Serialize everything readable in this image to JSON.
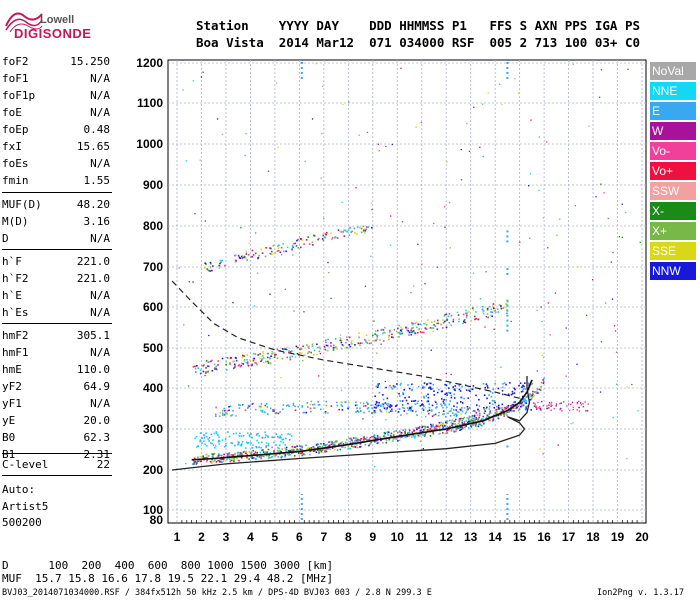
{
  "logo": {
    "line1": "Lowell",
    "line2": "DIGISONDE"
  },
  "header": {
    "row1": "Station    YYYY DAY    DDD HHMMSS P1   FFS S AXN PPS IGA PS",
    "row2": "Boa Vista  2014 Mar12  071 034000 RSF  005 2 713 100 03+ C0"
  },
  "params": [
    {
      "label": "foF2",
      "value": "15.250"
    },
    {
      "label": "foF1",
      "value": "N/A"
    },
    {
      "label": "foF1p",
      "value": "N/A"
    },
    {
      "label": "foE",
      "value": "N/A"
    },
    {
      "label": "foEp",
      "value": "0.48"
    },
    {
      "label": "fxI",
      "value": "15.65"
    },
    {
      "label": "foEs",
      "value": "N/A"
    },
    {
      "label": "fmin",
      "value": "1.55"
    },
    {
      "label": "MUF(D)",
      "value": "48.20"
    },
    {
      "label": "M(D)",
      "value": "3.16"
    },
    {
      "label": "D",
      "value": "N/A"
    },
    {
      "label": "h`F",
      "value": "221.0"
    },
    {
      "label": "h`F2",
      "value": "221.0"
    },
    {
      "label": "h`E",
      "value": "N/A"
    },
    {
      "label": "h`Es",
      "value": "N/A"
    },
    {
      "label": "hmF2",
      "value": "305.1"
    },
    {
      "label": "hmF1",
      "value": "N/A"
    },
    {
      "label": "hmE",
      "value": "110.0"
    },
    {
      "label": "yF2",
      "value": "64.9"
    },
    {
      "label": "yF1",
      "value": "N/A"
    },
    {
      "label": "yE",
      "value": "20.0"
    },
    {
      "label": "B0",
      "value": "62.3"
    },
    {
      "label": "B1",
      "value": "2.31"
    },
    {
      "label": "C-level",
      "value": "22"
    }
  ],
  "auto": {
    "line1": "Auto:",
    "line2": "Artist5",
    "line3": "500200"
  },
  "legend": [
    {
      "label": "NoVal",
      "color": "#a8a8a8"
    },
    {
      "label": "NNE",
      "color": "#12d8f5"
    },
    {
      "label": "E",
      "color": "#3aa8f0"
    },
    {
      "label": "W",
      "color": "#a8129a"
    },
    {
      "label": "Vo-",
      "color": "#f0409a"
    },
    {
      "label": "Vo+",
      "color": "#ee1040"
    },
    {
      "label": "SSW",
      "color": "#f2a0a0"
    },
    {
      "label": "X-",
      "color": "#1a8a18"
    },
    {
      "label": "X+",
      "color": "#78b848"
    },
    {
      "label": "SSE",
      "color": "#d8d818"
    },
    {
      "label": "NNW",
      "color": "#1818d8"
    }
  ],
  "footer": {
    "row1": "D      100  200  400  600  800 1000 1500 3000 [km]",
    "row2": "MUF  15.7 15.8 16.6 17.8 19.5 22.1 29.4 48.2 [MHz]",
    "source": "BVJ03_2014071034000.RSF / 384fx512h 50 kHz 2.5 km / DPS-4D BVJ03 003 / 2.8 N 299.3 E",
    "version": "Ion2Png v. 1.3.17"
  },
  "chart_data": {
    "type": "scatter",
    "title": "",
    "xlabel": "",
    "ylabel": "",
    "xlim": [
      0.8,
      20.2
    ],
    "ylim": [
      75,
      1210
    ],
    "x_ticks": [
      "1",
      "2",
      "3",
      "4",
      "5",
      "6",
      "7",
      "8",
      "9",
      "10",
      "11",
      "12",
      "13",
      "14",
      "15",
      "16",
      "17",
      "18",
      "19",
      "20"
    ],
    "y_ticks": [
      "80",
      "100",
      "200",
      "300",
      "400",
      "500",
      "600",
      "700",
      "800",
      "900",
      "1000",
      "1100",
      "1200"
    ],
    "grid": true,
    "scaling": "nonlinear-height",
    "traces": [
      {
        "name": "F2 O-trace",
        "points": [
          [
            1.6,
            225
          ],
          [
            2.5,
            228
          ],
          [
            4,
            235
          ],
          [
            6,
            245
          ],
          [
            8,
            262
          ],
          [
            10,
            282
          ],
          [
            12,
            300
          ],
          [
            13.5,
            320
          ],
          [
            14.5,
            345
          ],
          [
            15,
            365
          ],
          [
            15.3,
            390
          ],
          [
            15.5,
            420
          ]
        ]
      },
      {
        "name": "F2 X-trace",
        "points": [
          [
            1.8,
            230
          ],
          [
            3,
            235
          ],
          [
            5,
            245
          ],
          [
            7,
            260
          ],
          [
            9,
            280
          ],
          [
            11,
            300
          ],
          [
            13,
            325
          ],
          [
            14.5,
            350
          ],
          [
            15.3,
            375
          ],
          [
            15.8,
            400
          ],
          [
            16,
            430
          ]
        ]
      },
      {
        "name": "F2 2nd hop",
        "points": [
          [
            1.6,
            450
          ],
          [
            3,
            462
          ],
          [
            5,
            482
          ],
          [
            7,
            505
          ],
          [
            9,
            530
          ],
          [
            11,
            555
          ],
          [
            12.5,
            575
          ],
          [
            13.5,
            590
          ],
          [
            14.5,
            600
          ]
        ]
      },
      {
        "name": "F2 3rd hop",
        "points": [
          [
            2.1,
            700
          ],
          [
            4,
            730
          ],
          [
            6,
            760
          ],
          [
            8,
            790
          ],
          [
            9,
            800
          ]
        ]
      },
      {
        "name": "E-Es band",
        "points": [
          [
            2.5,
            345
          ],
          [
            4,
            350
          ],
          [
            6,
            355
          ],
          [
            8,
            355
          ],
          [
            10,
            350
          ],
          [
            12,
            345
          ],
          [
            14,
            342
          ]
        ]
      }
    ],
    "profile_solid": [
      [
        0.8,
        200
      ],
      [
        3,
        215
      ],
      [
        6,
        228
      ],
      [
        9,
        240
      ],
      [
        12,
        252
      ],
      [
        14,
        265
      ],
      [
        15,
        285
      ],
      [
        15.2,
        300
      ],
      [
        15,
        315
      ],
      [
        14.5,
        330
      ],
      [
        15,
        320
      ],
      [
        15.3,
        340
      ],
      [
        15.4,
        365
      ],
      [
        15.3,
        400
      ],
      [
        15.3,
        430
      ]
    ],
    "profile_dashed": [
      [
        0.8,
        665
      ],
      [
        1.5,
        620
      ],
      [
        2.5,
        560
      ],
      [
        3.5,
        525
      ],
      [
        5,
        495
      ],
      [
        7,
        470
      ],
      [
        9,
        450
      ],
      [
        11,
        430
      ],
      [
        12.5,
        410
      ],
      [
        14,
        390
      ],
      [
        15,
        375
      ]
    ],
    "dot_colors": [
      "#3aa8f0",
      "#1a8a18",
      "#f0409a",
      "#ee1040",
      "#a8129a",
      "#1818d8",
      "#12d8f5",
      "#78b848",
      "#d8d818",
      "#a8a8a8"
    ]
  }
}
■ ■ ■ ■ ■
▶ Task description:
Show, from the listing above, each line that contains the word "name".

▶ Written solution:
        "name": "F2 O-trace",
        "name": "F2 X-trace",
        "name": "F2 2nd hop",
        "name": "F2 3rd hop",
        "name": "E-Es band",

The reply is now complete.